▶ _WHAT IS BEING ASKED_
Every record below should be printed exactly as given.

▶ _DATA ENTRIES_

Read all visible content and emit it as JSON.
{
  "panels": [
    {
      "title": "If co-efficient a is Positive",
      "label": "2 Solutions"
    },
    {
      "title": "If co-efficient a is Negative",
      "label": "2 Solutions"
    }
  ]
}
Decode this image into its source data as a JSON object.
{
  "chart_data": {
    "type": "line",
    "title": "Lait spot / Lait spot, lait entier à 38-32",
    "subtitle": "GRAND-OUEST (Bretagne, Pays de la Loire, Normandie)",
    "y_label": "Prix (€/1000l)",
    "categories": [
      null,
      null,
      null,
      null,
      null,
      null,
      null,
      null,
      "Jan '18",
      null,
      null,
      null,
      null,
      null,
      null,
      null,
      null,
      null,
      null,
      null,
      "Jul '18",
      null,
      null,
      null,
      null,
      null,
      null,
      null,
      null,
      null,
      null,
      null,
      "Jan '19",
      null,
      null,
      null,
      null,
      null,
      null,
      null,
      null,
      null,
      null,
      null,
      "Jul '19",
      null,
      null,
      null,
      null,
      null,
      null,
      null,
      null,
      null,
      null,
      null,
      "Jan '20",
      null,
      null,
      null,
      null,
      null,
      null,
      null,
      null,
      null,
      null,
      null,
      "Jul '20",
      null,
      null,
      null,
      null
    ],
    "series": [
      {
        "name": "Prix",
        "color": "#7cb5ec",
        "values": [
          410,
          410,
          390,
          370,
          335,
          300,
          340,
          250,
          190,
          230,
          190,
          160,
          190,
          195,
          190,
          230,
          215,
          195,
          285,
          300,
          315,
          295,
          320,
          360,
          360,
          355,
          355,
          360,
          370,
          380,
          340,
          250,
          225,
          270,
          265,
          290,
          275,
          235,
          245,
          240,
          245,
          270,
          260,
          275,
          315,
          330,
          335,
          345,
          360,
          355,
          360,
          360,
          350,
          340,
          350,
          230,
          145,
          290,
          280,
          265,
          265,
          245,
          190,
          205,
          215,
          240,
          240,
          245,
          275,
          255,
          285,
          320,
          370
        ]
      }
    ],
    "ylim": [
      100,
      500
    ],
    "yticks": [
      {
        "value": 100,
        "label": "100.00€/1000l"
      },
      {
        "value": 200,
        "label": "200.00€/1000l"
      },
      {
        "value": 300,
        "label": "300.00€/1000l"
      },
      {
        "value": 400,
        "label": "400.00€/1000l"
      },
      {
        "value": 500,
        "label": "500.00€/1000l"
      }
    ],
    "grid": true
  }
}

▶ _COMPLETE ANSWER_
Read all visible content and emit it as JSON.
{
  "panels": [
    {
      "title": "If co-efficient a is Positive",
      "label": "2 Solutions"
    },
    {
      "title": "If co-efficient a is Negative",
      "label": "2 Solutions"
    }
  ]
}
Decode this image into its source data as a JSON object.
{
  "chart_data": {
    "type": "line",
    "title": "Lait spot / Lait spot, lait entier à 38-32",
    "subtitle": "GRAND-OUEST (Bretagne, Pays de la Loire, Normandie)",
    "y_label": "Prix (€/1000l)",
    "categories": [
      null,
      null,
      null,
      null,
      null,
      null,
      null,
      null,
      "Jan '18",
      null,
      null,
      null,
      null,
      null,
      null,
      null,
      null,
      null,
      null,
      null,
      "Jul '18",
      null,
      null,
      null,
      null,
      null,
      null,
      null,
      null,
      null,
      null,
      null,
      "Jan '19",
      null,
      null,
      null,
      null,
      null,
      null,
      null,
      null,
      null,
      null,
      null,
      "Jul '19",
      null,
      null,
      null,
      null,
      null,
      null,
      null,
      null,
      null,
      null,
      null,
      "Jan '20",
      null,
      null,
      null,
      null,
      null,
      null,
      null,
      null,
      null,
      null,
      null,
      "Jul '20",
      null,
      null,
      null,
      null
    ],
    "series": [
      {
        "name": "Prix",
        "color": "#7cb5ec",
        "values": [
          410,
          410,
          390,
          370,
          335,
          300,
          340,
          250,
          190,
          230,
          190,
          160,
          190,
          195,
          190,
          230,
          215,
          195,
          285,
          300,
          315,
          295,
          320,
          360,
          360,
          355,
          355,
          360,
          370,
          380,
          340,
          250,
          225,
          270,
          265,
          290,
          275,
          235,
          245,
          240,
          245,
          270,
          260,
          275,
          315,
          330,
          335,
          345,
          360,
          355,
          360,
          360,
          350,
          340,
          350,
          230,
          145,
          290,
          280,
          265,
          265,
          245,
          190,
          205,
          215,
          240,
          240,
          245,
          275,
          255,
          285,
          320,
          370
        ]
      }
    ],
    "ylim": [
      100,
      500
    ],
    "yticks": [
      {
        "value": 100,
        "label": "100.00€/1000l"
      },
      {
        "value": 200,
        "label": "200.00€/1000l"
      },
      {
        "value": 300,
        "label": "300.00€/1000l"
      },
      {
        "value": 400,
        "label": "400.00€/1000l"
      },
      {
        "value": 500,
        "label": "500.00€/1000l"
      }
    ],
    "grid": true
  }
}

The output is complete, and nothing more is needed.